* _Work to be completed_
Pull out every line below that contains the word "empty".

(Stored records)
=======

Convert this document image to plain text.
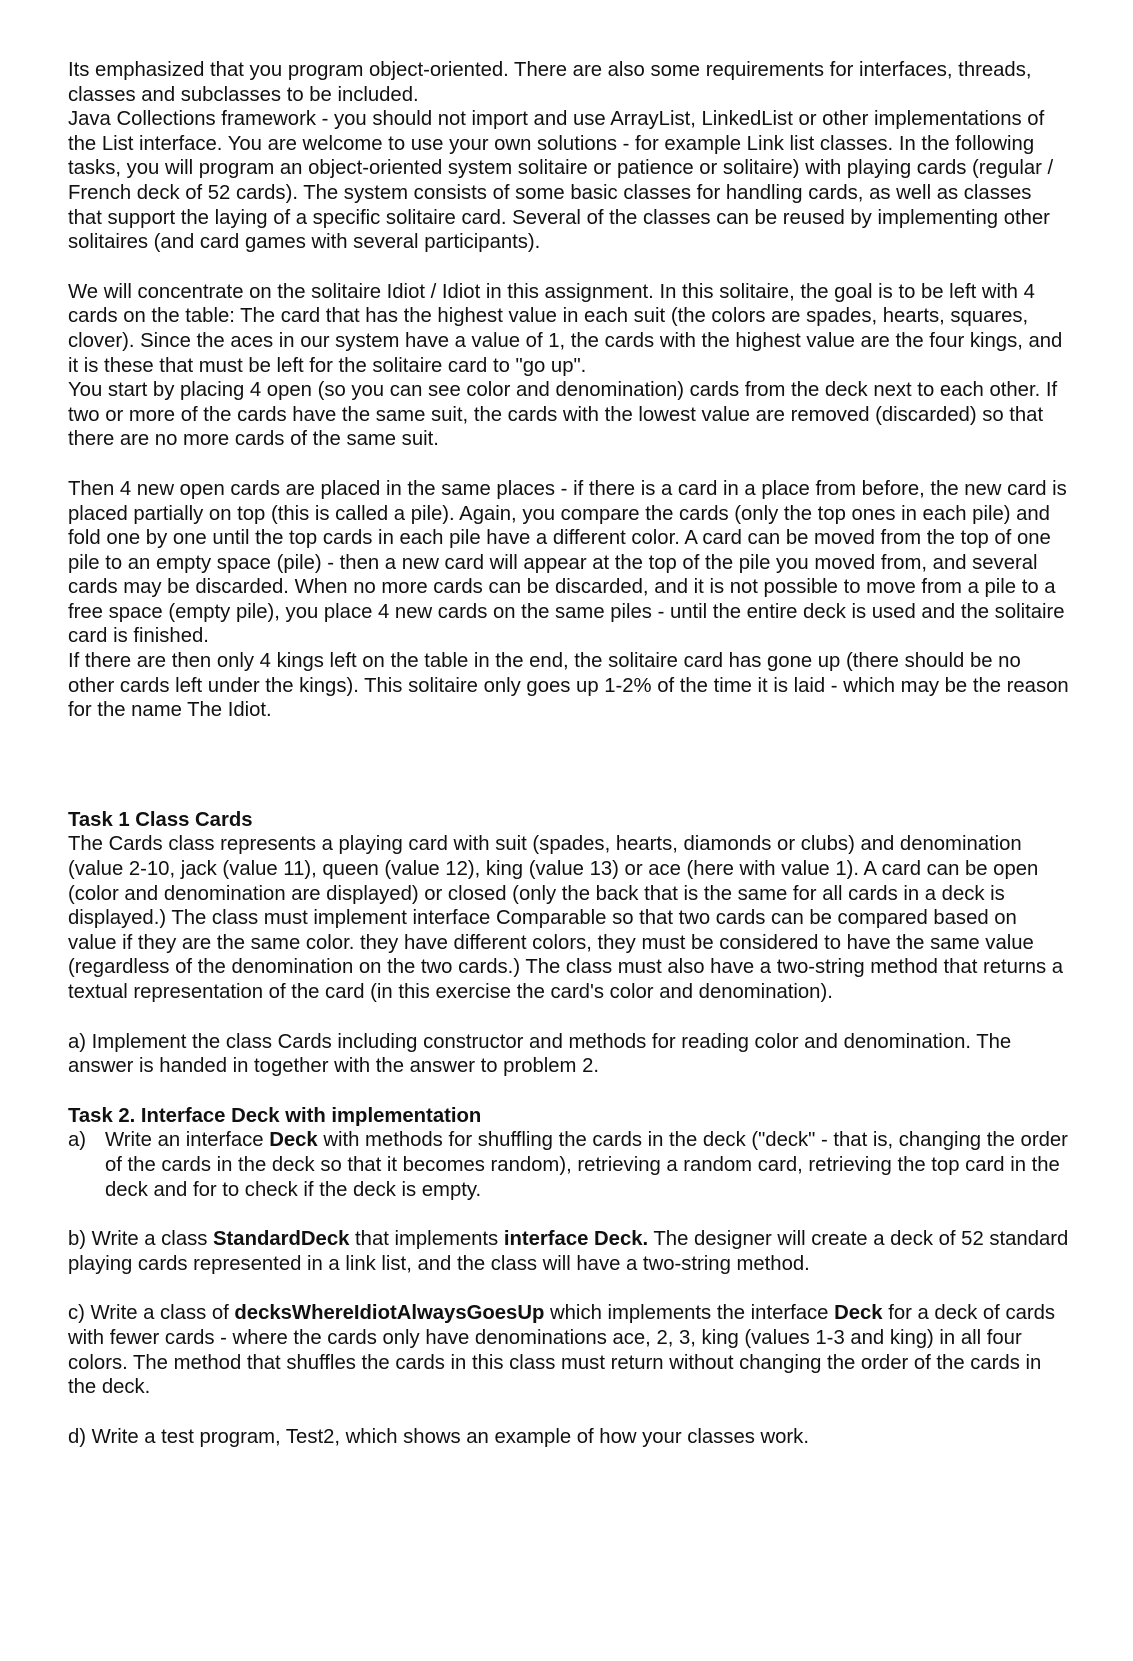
Its emphasized that you program object-oriented. There are also some requirements for interfaces, threads, classes and subclasses to be included.

Java Collections framework - you should not import and use ArrayList, LinkedList or other implementations of the List interface. You are welcome to use your own solutions - for example Link list classes. In the following tasks, you will program an object-oriented system solitaire or patience or solitaire) with playing cards (regular / French deck of 52 cards). The system consists of some basic classes for handling cards, as well as classes that support the laying of a specific solitaire card. Several of the classes can be reused by implementing other solitaires (and card games with several participants).

We will concentrate on the solitaire Idiot / Idiot in this assignment. In this solitaire, the goal is to be left with 4 cards on the table: The card that has the highest value in each suit (the colors are spades, hearts, squares, clover). Since the aces in our system have a value of 1, the cards with the highest value are the four kings, and it is these that must be left for the solitaire card to "go up".

You start by placing 4 open (so you can see color and denomination) cards from the deck next to each other. If two or more of the cards have the same suit, the cards with the lowest value are removed (discarded) so that there are no more cards of the same suit.

Then 4 new open cards are placed in the same places - if there is a card in a place from before, the new card is placed partially on top (this is called a pile). Again, you compare the cards (only the top ones in each pile) and fold one by one until the top cards in each pile have a different color. A card can be moved from the top of one pile to an empty space (pile) - then a new card will appear at the top of the pile you moved from, and several cards may be discarded. When no more cards can be discarded, and it is not possible to move from a pile to a free space (empty pile), you place 4 new cards on the same piles - until the entire deck is used and the solitaire card is finished.

If there are then only 4 kings left on the table in the end, the solitaire card has gone up (there should be no other cards left under the kings). This solitaire only goes up 1-2% of the time it is laid - which may be the reason for the name The Idiot.

Task 1 Class Cards

The Cards class represents a playing card with suit (spades, hearts, diamonds or clubs) and denomination (value 2-10, jack (value 11), queen (value 12), king (value 13) or ace (here with value 1). A card can be open (color and denomination are displayed) or closed (only the back that is the same for all cards in a deck is displayed.) The class must implement interface Comparable so that two cards can be compared based on value if they are the same color. they have different colors, they must be considered to have the same value (regardless of the denomination on the two cards.) The class must also have a two-string method that returns a textual representation of the card (in this exercise the card's color and denomination).

a) Implement the class Cards including constructor and methods for reading color and denomination. The answer is handed in together with the answer to problem 2.

Task 2. Interface Deck with implementation

a) Write an interface Deck with methods for shuffling the cards in the deck ("deck" - that is, changing the order of the cards in the deck so that it becomes random), retrieving a random card, retrieving the top card in the deck and for to check if the deck is empty.

b) Write a class StandardDeck that implements interface Deck. The designer will create a deck of 52 standard playing cards represented in a link list, and the class will have a two-string method.

c) Write a class of decksWhereIdiotAlwaysGoesUp which implements the interface Deck for a deck of cards with fewer cards - where the cards only have denominations ace, 2, 3, king (values 1-3 and king) in all four colors. The method that shuffles the cards in this class must return without changing the order of the cards in the deck.

d) Write a test program, Test2, which shows an example of how your classes work.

=======

* _Written answer_
Then 4 new open cards are placed in the same places - if there is a card in a place from before, the new card is placed partially on top (this is called a pile). Again, you compare the cards (only the top ones in each pile) and fold one by one until the top cards in each pile have a different color. A card can be moved from the top of one pile to an empty space (pile) - then a new card will appear at the top of the pile you moved from, and several cards may be discarded. When no more cards can be discarded, and it is not possible to move from a pile to a free space (empty pile), you place 4 new cards on the same piles - until the entire deck is used and the solitaire card is finished.
a) Write an interface Deck with methods for shuffling the cards in the deck ("deck" - that is, changing the order of the cards in the deck so that it becomes random), retrieving a random card, retrieving the top card in the deck and for to check if the deck is empty.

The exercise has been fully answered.